Using the material that follows, identify and copy each line with the string "MINH".

[Items listed in a dataset]
——

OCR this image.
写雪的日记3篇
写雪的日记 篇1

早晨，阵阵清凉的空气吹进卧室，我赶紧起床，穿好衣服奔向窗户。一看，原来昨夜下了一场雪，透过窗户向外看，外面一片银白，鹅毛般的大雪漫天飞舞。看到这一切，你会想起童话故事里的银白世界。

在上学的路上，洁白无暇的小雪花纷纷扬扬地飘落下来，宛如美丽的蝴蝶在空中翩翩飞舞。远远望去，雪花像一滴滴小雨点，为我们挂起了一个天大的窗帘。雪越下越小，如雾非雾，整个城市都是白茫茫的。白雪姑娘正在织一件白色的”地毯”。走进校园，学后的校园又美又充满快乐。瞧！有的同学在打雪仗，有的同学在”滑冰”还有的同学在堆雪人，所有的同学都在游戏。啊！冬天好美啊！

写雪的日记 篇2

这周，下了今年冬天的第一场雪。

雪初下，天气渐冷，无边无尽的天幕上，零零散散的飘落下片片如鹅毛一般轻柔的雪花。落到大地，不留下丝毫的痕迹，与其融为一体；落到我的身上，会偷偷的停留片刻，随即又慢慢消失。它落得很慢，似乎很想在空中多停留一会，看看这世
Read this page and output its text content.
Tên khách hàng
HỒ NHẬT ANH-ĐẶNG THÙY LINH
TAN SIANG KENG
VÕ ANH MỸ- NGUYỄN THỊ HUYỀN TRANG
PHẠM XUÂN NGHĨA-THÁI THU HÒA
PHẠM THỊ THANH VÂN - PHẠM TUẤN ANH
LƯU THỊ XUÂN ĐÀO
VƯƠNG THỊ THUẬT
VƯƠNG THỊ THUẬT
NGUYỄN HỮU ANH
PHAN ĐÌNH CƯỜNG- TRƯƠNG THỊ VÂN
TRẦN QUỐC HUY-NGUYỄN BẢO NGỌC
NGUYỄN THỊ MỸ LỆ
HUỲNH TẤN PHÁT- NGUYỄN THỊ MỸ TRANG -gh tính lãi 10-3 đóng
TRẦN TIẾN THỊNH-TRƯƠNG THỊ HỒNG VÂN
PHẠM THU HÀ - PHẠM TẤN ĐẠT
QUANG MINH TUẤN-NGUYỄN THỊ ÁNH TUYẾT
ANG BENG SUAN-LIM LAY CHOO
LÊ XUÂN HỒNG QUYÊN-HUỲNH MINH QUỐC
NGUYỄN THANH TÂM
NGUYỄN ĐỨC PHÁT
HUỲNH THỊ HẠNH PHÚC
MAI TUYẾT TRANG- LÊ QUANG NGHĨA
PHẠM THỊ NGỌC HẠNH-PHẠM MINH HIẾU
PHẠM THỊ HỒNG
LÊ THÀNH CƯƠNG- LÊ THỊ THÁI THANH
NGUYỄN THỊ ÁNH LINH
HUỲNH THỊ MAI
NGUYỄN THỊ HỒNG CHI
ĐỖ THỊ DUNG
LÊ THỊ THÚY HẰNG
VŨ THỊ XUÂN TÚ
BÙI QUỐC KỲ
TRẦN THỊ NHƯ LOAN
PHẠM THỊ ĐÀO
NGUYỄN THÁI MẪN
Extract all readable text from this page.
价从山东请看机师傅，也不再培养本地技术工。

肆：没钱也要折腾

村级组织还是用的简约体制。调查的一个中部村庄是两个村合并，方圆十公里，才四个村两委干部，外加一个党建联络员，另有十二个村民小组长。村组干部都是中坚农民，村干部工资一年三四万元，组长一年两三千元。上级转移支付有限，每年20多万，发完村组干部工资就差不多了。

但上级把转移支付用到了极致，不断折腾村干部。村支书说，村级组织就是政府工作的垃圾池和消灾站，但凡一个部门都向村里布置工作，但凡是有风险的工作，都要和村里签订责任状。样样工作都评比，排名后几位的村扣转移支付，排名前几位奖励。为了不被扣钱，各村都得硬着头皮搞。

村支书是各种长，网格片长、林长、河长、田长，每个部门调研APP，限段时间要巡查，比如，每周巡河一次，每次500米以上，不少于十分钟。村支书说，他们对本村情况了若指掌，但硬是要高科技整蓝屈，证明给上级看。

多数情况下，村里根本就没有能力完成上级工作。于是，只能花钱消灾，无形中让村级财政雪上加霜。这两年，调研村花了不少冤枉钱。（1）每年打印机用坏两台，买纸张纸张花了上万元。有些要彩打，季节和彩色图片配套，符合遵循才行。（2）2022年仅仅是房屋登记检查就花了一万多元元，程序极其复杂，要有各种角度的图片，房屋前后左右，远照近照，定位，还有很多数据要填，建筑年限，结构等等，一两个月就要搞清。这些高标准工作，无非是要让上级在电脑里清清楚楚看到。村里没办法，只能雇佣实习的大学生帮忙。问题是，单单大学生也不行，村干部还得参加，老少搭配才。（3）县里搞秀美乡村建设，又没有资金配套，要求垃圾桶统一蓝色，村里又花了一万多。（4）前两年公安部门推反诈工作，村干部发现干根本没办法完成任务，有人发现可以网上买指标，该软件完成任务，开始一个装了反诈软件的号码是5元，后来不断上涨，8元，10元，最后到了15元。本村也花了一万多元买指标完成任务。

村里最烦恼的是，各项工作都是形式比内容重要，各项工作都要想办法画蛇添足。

——

Final result -
QUANG MINH TUẤN-NGUYỄN THỊ ÁNH TUYẾT
LÊ XUÂN HỒNG QUYÊN-HUỲNH MINH QUỐC
PHẠM THỊ NGỌC HẠNH-PHẠM MINH HIẾU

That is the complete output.